Directions for this task
Print all of the entries exactly, minus the pictures.

Materials provided
---+---

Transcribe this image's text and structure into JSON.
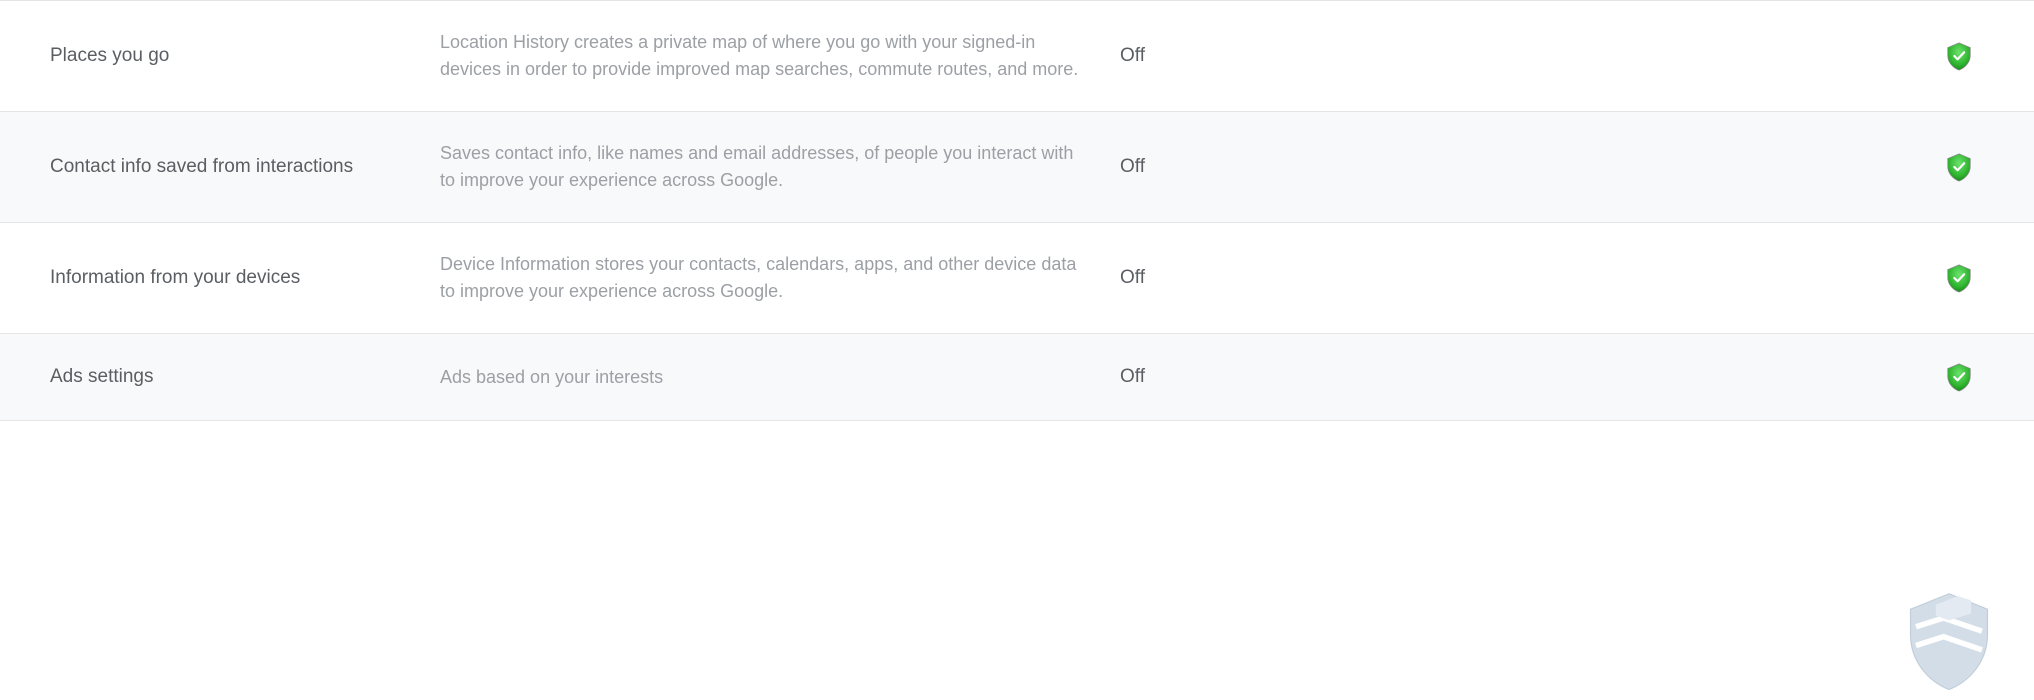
{
  "rows": [
    {
      "title": "Places you go",
      "description": "Location History creates a private map of where you go with your signed-in devices in order to provide improved map searches, commute routes, and more.",
      "status": "Off"
    },
    {
      "title": "Contact info saved from interactions",
      "description": "Saves contact info, like names and email addresses, of people you interact with to improve your experience across Google.",
      "status": "Off"
    },
    {
      "title": "Information from your devices",
      "description": "Device Information stores your contacts, calendars, apps, and other device data to improve your experience across Google.",
      "status": "Off"
    },
    {
      "title": "Ads settings",
      "description": "Ads based on your interests",
      "status": "Off"
    }
  ]
}
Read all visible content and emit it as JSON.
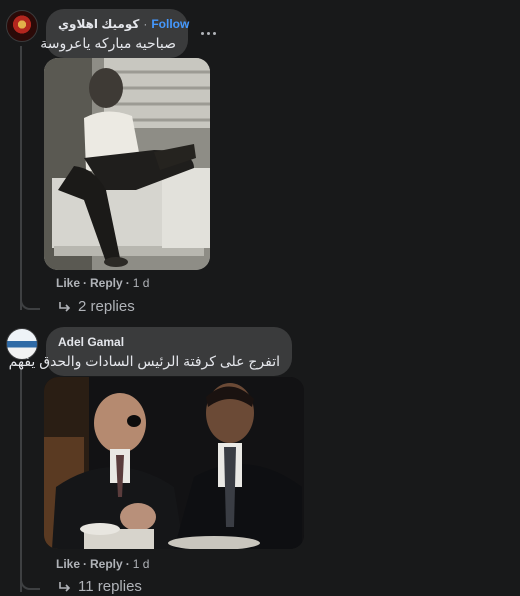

---+---

Solution for this exercise
Transcribe this image's text and structure into JSON.
{
  "rows": [
    {
      "title": "Places you go",
      "description": "Location History creates a private map of where you go with your signed-in devices in order to provide improved map searches, commute routes, and more.",
      "status": "Off"
    },
    {
      "title": "Contact info saved from interactions",
      "description": "Saves contact info, like names and email addresses, of people you interact with to improve your experience across Google.",
      "status": "Off"
    },
    {
      "title": "Information from your devices",
      "description": "Device Information stores your contacts, calendars, apps, and other device data to improve your experience across Google.",
      "status": "Off"
    },
    {
      "title": "Ads settings",
      "description": "Ads based on your interests",
      "status": "Off"
    }
  ]
}
Read all visible content and emit it as JSON.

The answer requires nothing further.